• PROBLEM DETAILS:
Scan the data beneath this task and copy each line that includes "JSON".

• INFORMATION PROVIDED:
※

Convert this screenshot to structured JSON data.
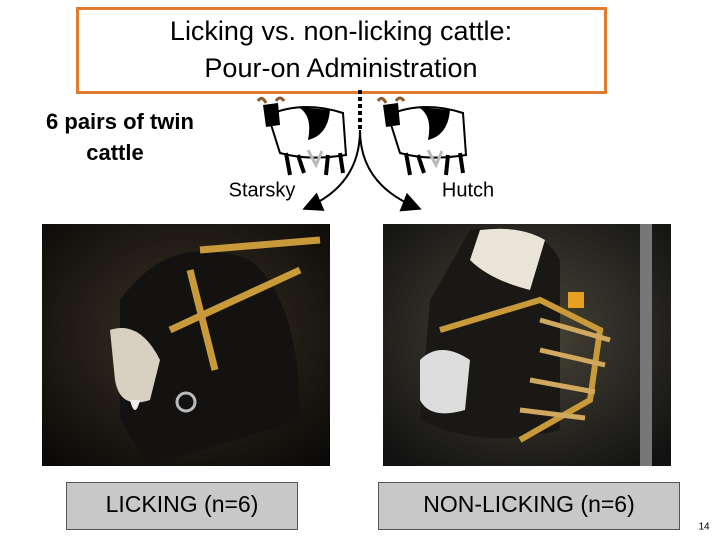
{
  "slide": {
    "title": [
      "Licking vs. non-licking cattle:",
      "Pour-on Administration"
    ],
    "subtitle": [
      "6 pairs of twin",
      "cattle"
    ],
    "twins": [
      "Starsky",
      "Hutch"
    ],
    "captions": [
      "LICKING  (n=6)",
      "NON-LICKING  (n=6)"
    ],
    "page_number": "14"
  }
}
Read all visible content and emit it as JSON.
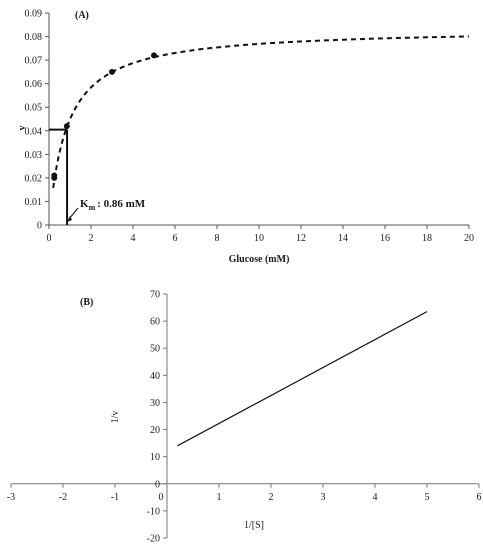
{
  "chart_data": [
    {
      "panel": "A",
      "type": "scatter",
      "title": "(A)",
      "xlabel": "Glucose (mM)",
      "ylabel": "v",
      "xlim": [
        0,
        20
      ],
      "ylim": [
        0,
        0.09
      ],
      "xticks": [
        0,
        2,
        4,
        6,
        8,
        10,
        12,
        14,
        16,
        18,
        20
      ],
      "yticks": [
        "0",
        "0.01",
        "0.02",
        "0.03",
        "0.04",
        "0.05",
        "0.06",
        "0.07",
        "0.08",
        "0.09"
      ],
      "points": [
        {
          "x": 0.25,
          "y": 0.02
        },
        {
          "x": 0.25,
          "y": 0.021
        },
        {
          "x": 0.85,
          "y": 0.042
        },
        {
          "x": 3.0,
          "y": 0.065
        },
        {
          "x": 5.0,
          "y": 0.072
        }
      ],
      "fit_curve": {
        "style": "dashed",
        "vmax": 0.0835,
        "km": 0.86,
        "x_range": [
          0.2,
          20
        ]
      },
      "km_marker": {
        "x": 0.86,
        "y": 0.0405
      },
      "annotation": {
        "main": "K",
        "sub": "m",
        "text": ": 0.86 mM"
      }
    },
    {
      "panel": "B",
      "type": "line",
      "title": "(B)",
      "xlabel": "1/[S]",
      "ylabel": "1/v",
      "xlim": [
        -3,
        6
      ],
      "ylim": [
        -20,
        70
      ],
      "xticks": [
        -3,
        -2,
        -1,
        0,
        1,
        2,
        3,
        4,
        5,
        6
      ],
      "yticks": [
        -20,
        -10,
        0,
        10,
        20,
        30,
        40,
        50,
        60,
        70
      ],
      "series": [
        {
          "x": [
            0.2,
            5.0
          ],
          "y": [
            14,
            63.5
          ]
        }
      ]
    }
  ]
}
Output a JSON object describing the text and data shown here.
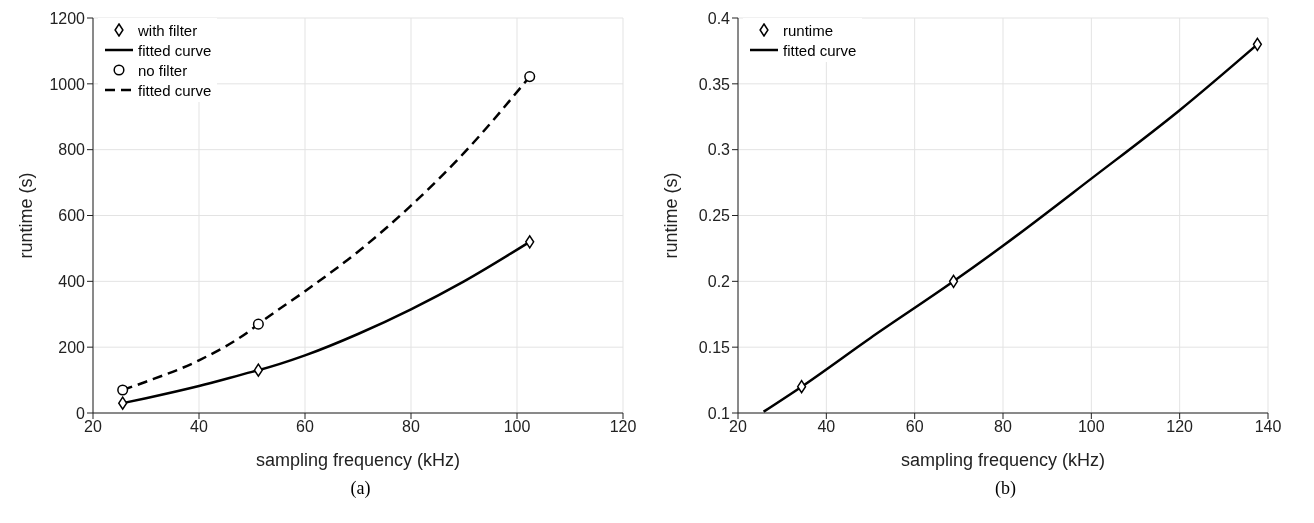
{
  "chart_data": [
    {
      "type": "line",
      "xlabel": "sampling frequency (kHz)",
      "ylabel": "runtime (s)",
      "xlim": [
        20,
        120
      ],
      "xticks": [
        20,
        40,
        60,
        80,
        100,
        120
      ],
      "ylim": [
        0,
        1200
      ],
      "yticks": [
        0,
        200,
        400,
        600,
        800,
        1000,
        1200
      ],
      "grid": true,
      "legend": "top left",
      "annotations": [
        "(a)"
      ],
      "series": [
        {
          "name": "with filter",
          "type": "scatter",
          "marker": "diamond",
          "color": "#000000",
          "x": [
            25.6,
            51.2,
            102.4
          ],
          "values": [
            30,
            130,
            520
          ]
        },
        {
          "name": "fitted curve",
          "type": "line",
          "line_style": "solid",
          "color": "#000000",
          "x": [
            25.6,
            30,
            40,
            50,
            51.2,
            60,
            70,
            80,
            90,
            102.4
          ],
          "values": [
            30,
            45,
            82,
            125,
            130,
            175,
            240,
            315,
            400,
            520
          ]
        },
        {
          "name": "no filter",
          "type": "scatter",
          "marker": "circle",
          "color": "#000000",
          "x": [
            25.6,
            51.2,
            102.4
          ],
          "values": [
            70,
            270,
            1022
          ]
        },
        {
          "name": "fitted curve",
          "type": "line",
          "line_style": "dashed",
          "color": "#000000",
          "x": [
            25.6,
            30,
            40,
            50,
            51.2,
            60,
            70,
            80,
            90,
            102.4
          ],
          "values": [
            70,
            95,
            160,
            255,
            270,
            370,
            490,
            630,
            790,
            1022
          ]
        }
      ]
    },
    {
      "type": "line",
      "xlabel": "sampling frequency (kHz)",
      "ylabel": "runtime (s)",
      "xlim": [
        20,
        140
      ],
      "xticks": [
        20,
        40,
        60,
        80,
        100,
        120,
        140
      ],
      "ylim": [
        0.1,
        0.4
      ],
      "yticks": [
        0.1,
        0.15,
        0.2,
        0.25,
        0.3,
        0.35,
        0.4
      ],
      "grid": true,
      "legend": "top left",
      "annotations": [
        "(b)"
      ],
      "series": [
        {
          "name": "runtime",
          "type": "scatter",
          "marker": "diamond",
          "color": "#000000",
          "x": [
            34.4,
            68.8,
            137.6
          ],
          "values": [
            0.12,
            0.2,
            0.38
          ]
        },
        {
          "name": "fitted curve",
          "type": "line",
          "line_style": "solid",
          "color": "#000000",
          "x": [
            25.8,
            34.4,
            50,
            68.8,
            80,
            100,
            120,
            137.6
          ],
          "values": [
            0.101,
            0.12,
            0.157,
            0.2,
            0.227,
            0.278,
            0.33,
            0.38
          ]
        }
      ]
    }
  ]
}
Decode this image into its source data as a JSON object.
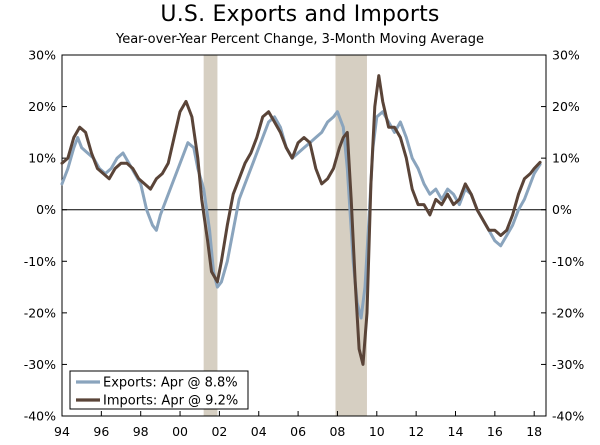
{
  "chart_data": {
    "type": "line",
    "title": "U.S. Exports and Imports",
    "subtitle": "Year-over-Year Percent Change, 3-Month Moving Average",
    "ylim": [
      -40,
      30
    ],
    "y_ticks": [
      30,
      20,
      10,
      0,
      -10,
      -20,
      -30,
      -40
    ],
    "y_tick_labels": [
      "30%",
      "20%",
      "10%",
      "0%",
      "-10%",
      "-20%",
      "-30%",
      "-40%"
    ],
    "x_range": [
      1994,
      2018.6
    ],
    "x_ticks": [
      1994,
      1996,
      1998,
      2000,
      2002,
      2004,
      2006,
      2008,
      2010,
      2012,
      2014,
      2016,
      2018
    ],
    "x_tick_labels": [
      "94",
      "96",
      "98",
      "00",
      "02",
      "04",
      "06",
      "08",
      "10",
      "12",
      "14",
      "16",
      "18"
    ],
    "recessions": [
      [
        2001.2,
        2001.9
      ],
      [
        2007.9,
        2009.5
      ]
    ],
    "colors": {
      "exports": "#8aa4bd",
      "imports": "#5a4438",
      "recession": "#d6cfc2"
    },
    "legend_position": "bottom-left",
    "series": [
      {
        "name": "Exports: Apr @ 8.8%",
        "key": "exports",
        "x": [
          1994.0,
          1994.3,
          1994.6,
          1994.8,
          1995.0,
          1995.3,
          1995.6,
          1995.9,
          1996.2,
          1996.5,
          1996.8,
          1997.1,
          1997.4,
          1997.7,
          1998.0,
          1998.3,
          1998.6,
          1998.8,
          1999.0,
          1999.3,
          1999.6,
          1999.9,
          2000.2,
          2000.4,
          2000.7,
          2000.9,
          2001.2,
          2001.5,
          2001.7,
          2001.9,
          2002.1,
          2002.4,
          2002.7,
          2003.0,
          2003.3,
          2003.6,
          2003.9,
          2004.2,
          2004.5,
          2004.8,
          2005.1,
          2005.4,
          2005.7,
          2006.0,
          2006.3,
          2006.6,
          2006.9,
          2007.2,
          2007.5,
          2007.8,
          2008.0,
          2008.3,
          2008.5,
          2008.8,
          2009.0,
          2009.2,
          2009.4,
          2009.6,
          2009.8,
          2010.0,
          2010.3,
          2010.6,
          2010.9,
          2011.2,
          2011.5,
          2011.8,
          2012.1,
          2012.4,
          2012.7,
          2013.0,
          2013.3,
          2013.6,
          2013.9,
          2014.2,
          2014.5,
          2014.8,
          2015.1,
          2015.4,
          2015.7,
          2016.0,
          2016.3,
          2016.6,
          2016.9,
          2017.2,
          2017.5,
          2017.8,
          2018.0,
          2018.3
        ],
        "values": [
          5,
          8,
          12,
          14,
          12,
          11,
          10,
          8,
          7,
          8,
          10,
          11,
          9,
          7,
          5,
          0,
          -3,
          -4,
          -1,
          2,
          5,
          8,
          11,
          13,
          12,
          8,
          4,
          -4,
          -12,
          -15,
          -14,
          -10,
          -4,
          2,
          5,
          8,
          11,
          14,
          17,
          18,
          16,
          12,
          10,
          11,
          12,
          13,
          14,
          15,
          17,
          18,
          19,
          16,
          8,
          -10,
          -18,
          -21,
          -15,
          -2,
          12,
          18,
          19,
          17,
          15,
          17,
          14,
          10,
          8,
          5,
          3,
          4,
          2,
          4,
          3,
          1,
          4,
          3,
          0,
          -2,
          -4,
          -6,
          -7,
          -5,
          -3,
          0,
          2,
          5,
          7,
          8.8
        ]
      },
      {
        "name": "Imports: Apr @ 9.2%",
        "key": "imports",
        "x": [
          1994.0,
          1994.3,
          1994.6,
          1994.9,
          1995.2,
          1995.5,
          1995.8,
          1996.1,
          1996.4,
          1996.7,
          1997.0,
          1997.3,
          1997.6,
          1997.9,
          1998.2,
          1998.5,
          1998.8,
          1999.1,
          1999.4,
          1999.7,
          2000.0,
          2000.3,
          2000.6,
          2000.9,
          2001.1,
          2001.4,
          2001.6,
          2001.9,
          2002.1,
          2002.4,
          2002.7,
          2003.0,
          2003.3,
          2003.6,
          2003.9,
          2004.2,
          2004.5,
          2004.8,
          2005.1,
          2005.4,
          2005.7,
          2006.0,
          2006.3,
          2006.6,
          2006.9,
          2007.2,
          2007.5,
          2007.8,
          2008.1,
          2008.3,
          2008.5,
          2008.7,
          2008.9,
          2009.1,
          2009.3,
          2009.5,
          2009.7,
          2009.9,
          2010.1,
          2010.3,
          2010.6,
          2010.9,
          2011.2,
          2011.5,
          2011.8,
          2012.1,
          2012.4,
          2012.7,
          2013.0,
          2013.3,
          2013.6,
          2013.9,
          2014.2,
          2014.5,
          2014.8,
          2015.1,
          2015.4,
          2015.7,
          2016.0,
          2016.3,
          2016.6,
          2016.9,
          2017.2,
          2017.5,
          2017.8,
          2018.0,
          2018.3
        ],
        "values": [
          9,
          10,
          14,
          16,
          15,
          11,
          8,
          7,
          6,
          8,
          9,
          9,
          8,
          6,
          5,
          4,
          6,
          7,
          9,
          14,
          19,
          21,
          18,
          10,
          2,
          -6,
          -12,
          -14,
          -10,
          -3,
          3,
          6,
          9,
          11,
          14,
          18,
          19,
          17,
          15,
          12,
          10,
          13,
          14,
          13,
          8,
          5,
          6,
          8,
          12,
          14,
          15,
          2,
          -14,
          -27,
          -30,
          -20,
          5,
          20,
          26,
          21,
          16,
          16,
          14,
          10,
          4,
          1,
          1,
          -1,
          2,
          1,
          3,
          1,
          2,
          5,
          3,
          0,
          -2,
          -4,
          -4,
          -5,
          -4,
          -1,
          3,
          6,
          7,
          8,
          9.2
        ]
      }
    ]
  }
}
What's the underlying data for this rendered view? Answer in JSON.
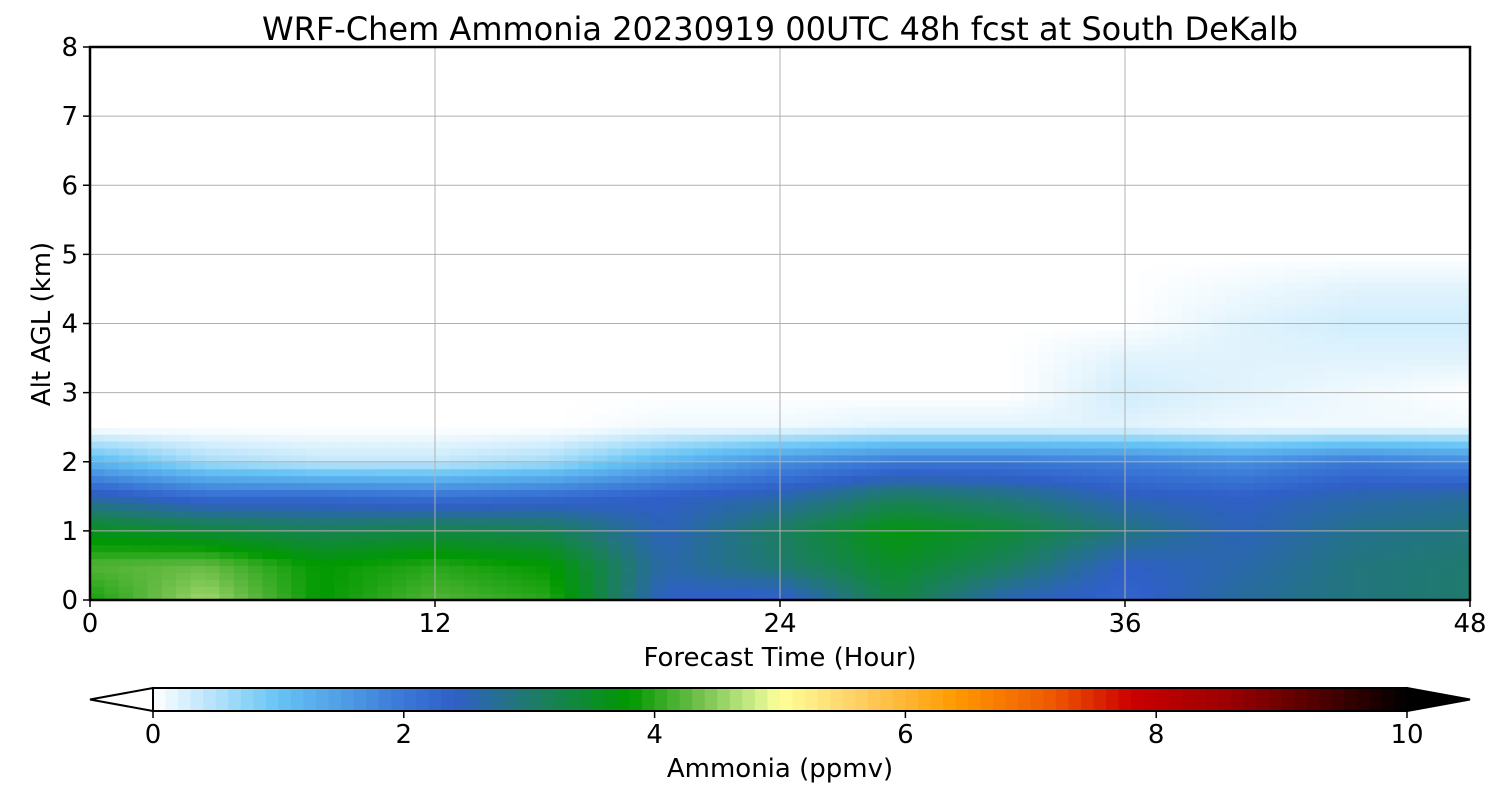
{
  "chart_data": {
    "type": "heatmap",
    "title": "WRF-Chem Ammonia  20230919 00UTC 48h fcst at South DeKalb",
    "xlabel": "Forecast Time (Hour)",
    "ylabel": "Alt AGL (km)",
    "xlim": [
      0,
      48
    ],
    "ylim": [
      0,
      8
    ],
    "xticks": [
      0,
      12,
      24,
      36,
      48
    ],
    "yticks": [
      0,
      1,
      2,
      3,
      4,
      5,
      6,
      7,
      8
    ],
    "grid": true,
    "colorbar": {
      "label": "Ammonia  (ppmv)",
      "orientation": "horizontal",
      "placement": "bottom",
      "range": [
        0,
        10
      ],
      "ticks": [
        0,
        2,
        4,
        6,
        8,
        10
      ],
      "extend": "both",
      "colormap": [
        {
          "value": 0,
          "color": "#ffffff"
        },
        {
          "value": 1,
          "color": "#66c4f5"
        },
        {
          "value": 2,
          "color": "#3a78d6"
        },
        {
          "value": 2.4,
          "color": "#2f5fc8"
        },
        {
          "value": 3,
          "color": "#1f7a6e"
        },
        {
          "value": 3.8,
          "color": "#009900"
        },
        {
          "value": 4.3,
          "color": "#66bb44"
        },
        {
          "value": 4.8,
          "color": "#ccee88"
        },
        {
          "value": 5,
          "color": "#ffff99"
        },
        {
          "value": 5.6,
          "color": "#ffd166"
        },
        {
          "value": 6.4,
          "color": "#ff9900"
        },
        {
          "value": 7.2,
          "color": "#ee5500"
        },
        {
          "value": 7.8,
          "color": "#cc0000"
        },
        {
          "value": 8.6,
          "color": "#990000"
        },
        {
          "value": 9.4,
          "color": "#440000"
        },
        {
          "value": 10,
          "color": "#000000"
        }
      ]
    },
    "field": {
      "hours": [
        0,
        4,
        8,
        12,
        16,
        20,
        24,
        28,
        32,
        36,
        40,
        44,
        48
      ],
      "altitudes_km": [
        0,
        0.5,
        1,
        1.5,
        2,
        2.5,
        3,
        3.5,
        4,
        4.5,
        5
      ],
      "values_ppmv": [
        [
          3.9,
          4.6,
          3.8,
          4.2,
          4.0,
          2.4,
          2.3,
          3.3,
          2.5,
          2.3,
          2.7,
          2.9,
          3.0
        ],
        [
          4.2,
          4.3,
          3.8,
          4.0,
          3.8,
          2.6,
          3.0,
          3.5,
          3.1,
          2.4,
          2.6,
          2.9,
          3.0
        ],
        [
          3.6,
          3.4,
          3.2,
          3.3,
          3.2,
          2.5,
          3.1,
          3.7,
          3.4,
          2.9,
          2.5,
          2.8,
          2.9
        ],
        [
          2.6,
          2.2,
          2.2,
          2.1,
          2.2,
          2.4,
          2.6,
          3.1,
          2.9,
          2.5,
          2.4,
          2.6,
          2.7
        ],
        [
          1.2,
          0.6,
          0.4,
          0.4,
          0.6,
          1.2,
          1.7,
          2.0,
          2.0,
          1.9,
          1.7,
          2.0,
          1.8
        ],
        [
          0.0,
          0.0,
          0.0,
          0.0,
          0.0,
          0.1,
          0.1,
          0.2,
          0.2,
          0.2,
          0.1,
          0.1,
          0.1
        ],
        [
          0.0,
          0.0,
          0.0,
          0.0,
          0.0,
          0.0,
          0.0,
          0.0,
          0.0,
          0.3,
          0.2,
          0.1,
          0.0
        ],
        [
          0.0,
          0.0,
          0.0,
          0.0,
          0.0,
          0.0,
          0.0,
          0.0,
          0.0,
          0.2,
          0.2,
          0.2,
          0.2
        ],
        [
          0.0,
          0.0,
          0.0,
          0.0,
          0.0,
          0.0,
          0.0,
          0.0,
          0.0,
          0.0,
          0.2,
          0.3,
          0.3
        ],
        [
          0.0,
          0.0,
          0.0,
          0.0,
          0.0,
          0.0,
          0.0,
          0.0,
          0.0,
          0.0,
          0.1,
          0.2,
          0.2
        ],
        [
          0.0,
          0.0,
          0.0,
          0.0,
          0.0,
          0.0,
          0.0,
          0.0,
          0.0,
          0.0,
          0.0,
          0.0,
          0.0
        ]
      ]
    }
  }
}
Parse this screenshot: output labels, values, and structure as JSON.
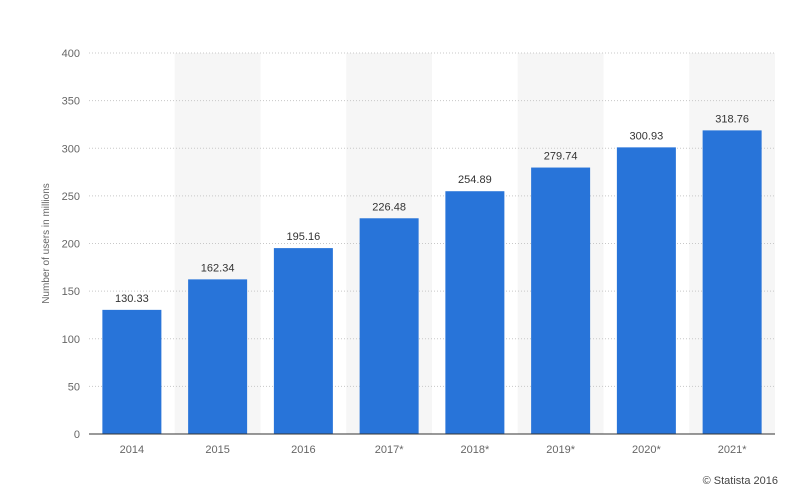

※

• SOLUTION:
Convert this screenshot to structured JSON data.
Read all visible content and emit it as JSON.
Output a JSON object describing the text and data shown here.
Decode this image into its source data as a JSON object.
What's the underlying data for this rendered view? Answer in JSON.
Parse this screenshot: output labels, values, and structure as JSON.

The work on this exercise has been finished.